- **Exercise task**:
The records should be written out in full, with nothing altered.

* Begin *

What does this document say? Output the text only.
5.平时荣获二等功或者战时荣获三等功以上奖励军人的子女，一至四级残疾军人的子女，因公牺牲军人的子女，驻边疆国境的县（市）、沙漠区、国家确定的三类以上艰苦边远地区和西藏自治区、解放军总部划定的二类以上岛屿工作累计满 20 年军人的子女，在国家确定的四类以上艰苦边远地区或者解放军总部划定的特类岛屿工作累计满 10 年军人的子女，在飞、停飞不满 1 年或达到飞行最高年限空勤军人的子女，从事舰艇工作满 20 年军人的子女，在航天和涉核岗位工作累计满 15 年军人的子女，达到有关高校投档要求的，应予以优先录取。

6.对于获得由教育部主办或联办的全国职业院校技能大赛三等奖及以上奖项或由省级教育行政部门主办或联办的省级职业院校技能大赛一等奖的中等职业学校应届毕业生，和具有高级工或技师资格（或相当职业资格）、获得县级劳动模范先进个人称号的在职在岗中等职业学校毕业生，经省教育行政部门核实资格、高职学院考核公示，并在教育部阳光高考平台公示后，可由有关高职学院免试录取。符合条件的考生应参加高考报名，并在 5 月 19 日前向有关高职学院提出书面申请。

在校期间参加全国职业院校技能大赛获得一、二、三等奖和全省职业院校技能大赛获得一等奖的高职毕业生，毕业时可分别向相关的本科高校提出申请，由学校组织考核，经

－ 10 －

* End *

- **Expected output**:
What does this document say? Output the text only.
5.平时荣获二等功或者战时荣获三等功以上奖励军人的子女，一至四级残疾军人的子女，因公牺牲军人的子女，驻边疆国境的县（市）、沙漠区、国家确定的三类以上艰苦边远地区和西藏自治区、解放军总部划定的二类以上岛屿工作累计满 20 年军人的子女，在国家确定的四类以上艰苦边远地区或者解放军总部划定的特类岛屿工作累计满 10 年军人的子女，在飞、停飞不满 1 年或达到飞行最高年限空勤军人的子女，从事舰艇工作满 20 年军人的子女，在航天和涉核岗位工作累计满 15 年军人的子女，达到有关高校投档要求的，应予以优先录取。

6.对于获得由教育部主办或联办的全国职业院校技能大赛三等奖及以上奖项或由省级教育行政部门主办或联办的省级职业院校技能大赛一等奖的中等职业学校应届毕业生，和具有高级工或技师资格（或相当职业资格）、获得县级劳动模范先进个人称号的在职在岗中等职业学校毕业生，经省教育行政部门核实资格、高职学院考核公示，并在教育部阳光高考平台公示后，可由有关高职学院免试录取。符合条件的考生应参加高考报名，并在 5 月 19 日前向有关高职学院提出书面申请。

在校期间参加全国职业院校技能大赛获得一、二、三等奖和全省职业院校技能大赛获得一等奖的高职毕业生，毕业时可分别向相关的本科高校提出申请，由学校组织考核，经

－ 10 －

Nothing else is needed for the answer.